## Data listing:
□ □ □

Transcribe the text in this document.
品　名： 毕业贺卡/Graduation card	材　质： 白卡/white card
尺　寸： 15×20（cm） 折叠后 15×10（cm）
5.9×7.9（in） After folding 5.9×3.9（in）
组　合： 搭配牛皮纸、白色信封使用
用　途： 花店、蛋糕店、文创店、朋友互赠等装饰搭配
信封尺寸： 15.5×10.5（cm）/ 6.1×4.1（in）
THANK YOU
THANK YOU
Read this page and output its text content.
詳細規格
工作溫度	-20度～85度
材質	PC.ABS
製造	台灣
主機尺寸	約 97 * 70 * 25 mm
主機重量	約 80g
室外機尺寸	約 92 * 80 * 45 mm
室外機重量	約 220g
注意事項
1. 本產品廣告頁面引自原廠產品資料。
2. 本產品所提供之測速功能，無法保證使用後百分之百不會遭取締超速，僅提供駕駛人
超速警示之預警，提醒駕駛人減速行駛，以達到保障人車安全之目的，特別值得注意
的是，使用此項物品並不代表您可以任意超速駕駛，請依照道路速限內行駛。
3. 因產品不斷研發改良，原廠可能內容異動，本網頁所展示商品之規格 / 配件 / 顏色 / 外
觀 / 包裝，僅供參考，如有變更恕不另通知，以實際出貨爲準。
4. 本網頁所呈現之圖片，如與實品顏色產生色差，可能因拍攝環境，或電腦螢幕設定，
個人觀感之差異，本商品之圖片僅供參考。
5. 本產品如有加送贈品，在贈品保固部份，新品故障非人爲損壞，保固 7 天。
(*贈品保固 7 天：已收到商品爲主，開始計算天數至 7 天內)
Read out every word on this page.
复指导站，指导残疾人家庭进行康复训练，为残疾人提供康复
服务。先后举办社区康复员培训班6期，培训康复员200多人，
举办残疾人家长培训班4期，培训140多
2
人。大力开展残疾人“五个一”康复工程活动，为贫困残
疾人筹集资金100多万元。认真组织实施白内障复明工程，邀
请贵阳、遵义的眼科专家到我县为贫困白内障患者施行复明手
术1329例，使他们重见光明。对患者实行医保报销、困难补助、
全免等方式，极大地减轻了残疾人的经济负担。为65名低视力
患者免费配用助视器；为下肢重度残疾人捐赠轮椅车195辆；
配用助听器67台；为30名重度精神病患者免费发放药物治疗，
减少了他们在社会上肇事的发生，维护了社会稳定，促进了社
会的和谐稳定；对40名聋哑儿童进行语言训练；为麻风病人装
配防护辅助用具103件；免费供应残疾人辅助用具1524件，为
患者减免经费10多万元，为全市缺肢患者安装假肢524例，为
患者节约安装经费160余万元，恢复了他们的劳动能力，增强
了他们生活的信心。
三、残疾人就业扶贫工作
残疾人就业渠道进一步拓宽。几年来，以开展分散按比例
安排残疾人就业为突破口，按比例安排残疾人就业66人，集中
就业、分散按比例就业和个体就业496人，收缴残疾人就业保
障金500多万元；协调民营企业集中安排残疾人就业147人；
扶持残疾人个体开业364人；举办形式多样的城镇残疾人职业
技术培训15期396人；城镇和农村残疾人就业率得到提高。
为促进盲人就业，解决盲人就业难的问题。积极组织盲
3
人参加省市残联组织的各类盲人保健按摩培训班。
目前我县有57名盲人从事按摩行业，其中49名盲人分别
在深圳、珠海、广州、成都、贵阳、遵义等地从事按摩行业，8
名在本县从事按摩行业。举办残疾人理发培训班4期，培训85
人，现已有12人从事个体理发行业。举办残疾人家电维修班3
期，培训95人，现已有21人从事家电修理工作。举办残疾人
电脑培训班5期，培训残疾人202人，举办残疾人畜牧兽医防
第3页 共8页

□ □ □

## To be done:
Could you reproduce every record above exactly as it appears?

## Completed exercise:
Transcribe the text in this document.
品　名： 毕业贺卡/Graduation card	材　质： 白卡/white card
尺　寸： 15×20（cm） 折叠后 15×10（cm）
5.9×7.9（in） After folding 5.9×3.9（in）
组　合： 搭配牛皮纸、白色信封使用
用　途： 花店、蛋糕店、文创店、朋友互赠等装饰搭配
信封尺寸： 15.5×10.5（cm）/ 6.1×4.1（in）
THANK YOU
THANK YOU
Read this page and output its text content.
詳細規格
工作溫度	-20度～85度
材質	PC.ABS
製造	台灣
主機尺寸	約 97 * 70 * 25 mm
主機重量	約 80g
室外機尺寸	約 92 * 80 * 45 mm
室外機重量	約 220g
注意事項
1. 本產品廣告頁面引自原廠產品資料。
2. 本產品所提供之測速功能，無法保證使用後百分之百不會遭取締超速，僅提供駕駛人
超速警示之預警，提醒駕駛人減速行駛，以達到保障人車安全之目的，特別值得注意
的是，使用此項物品並不代表您可以任意超速駕駛，請依照道路速限內行駛。
3. 因產品不斷研發改良，原廠可能內容異動，本網頁所展示商品之規格 / 配件 / 顏色 / 外
觀 / 包裝，僅供參考，如有變更恕不另通知，以實際出貨爲準。
4. 本網頁所呈現之圖片，如與實品顏色產生色差，可能因拍攝環境，或電腦螢幕設定，
個人觀感之差異，本商品之圖片僅供參考。
5. 本產品如有加送贈品，在贈品保固部份，新品故障非人爲損壞，保固 7 天。
(*贈品保固 7 天：已收到商品爲主，開始計算天數至 7 天內)
Read out every word on this page.
复指导站，指导残疾人家庭进行康复训练，为残疾人提供康复
服务。先后举办社区康复员培训班6期，培训康复员200多人，
举办残疾人家长培训班4期，培训140多
2
人。大力开展残疾人“五个一”康复工程活动，为贫困残
疾人筹集资金100多万元。认真组织实施白内障复明工程，邀
请贵阳、遵义的眼科专家到我县为贫困白内障患者施行复明手
术1329例，使他们重见光明。对患者实行医保报销、困难补助、
全免等方式，极大地减轻了残疾人的经济负担。为65名低视力
患者免费配用助视器；为下肢重度残疾人捐赠轮椅车195辆；
配用助听器67台；为30名重度精神病患者免费发放药物治疗，
减少了他们在社会上肇事的发生，维护了社会稳定，促进了社
会的和谐稳定；对40名聋哑儿童进行语言训练；为麻风病人装
配防护辅助用具103件；免费供应残疾人辅助用具1524件，为
患者减免经费10多万元，为全市缺肢患者安装假肢524例，为
患者节约安装经费160余万元，恢复了他们的劳动能力，增强
了他们生活的信心。
三、残疾人就业扶贫工作
残疾人就业渠道进一步拓宽。几年来，以开展分散按比例
安排残疾人就业为突破口，按比例安排残疾人就业66人，集中
就业、分散按比例就业和个体就业496人，收缴残疾人就业保
障金500多万元；协调民营企业集中安排残疾人就业147人；
扶持残疾人个体开业364人；举办形式多样的城镇残疾人职业
技术培训15期396人；城镇和农村残疾人就业率得到提高。
为促进盲人就业，解决盲人就业难的问题。积极组织盲
3
人参加省市残联组织的各类盲人保健按摩培训班。
目前我县有57名盲人从事按摩行业，其中49名盲人分别
在深圳、珠海、广州、成都、贵阳、遵义等地从事按摩行业，8
名在本县从事按摩行业。举办残疾人理发培训班4期，培训85
人，现已有12人从事个体理发行业。举办残疾人家电维修班3
期，培训95人，现已有21人从事家电修理工作。举办残疾人
电脑培训班5期，培训残疾人202人，举办残疾人畜牧兽医防
第3页 共8页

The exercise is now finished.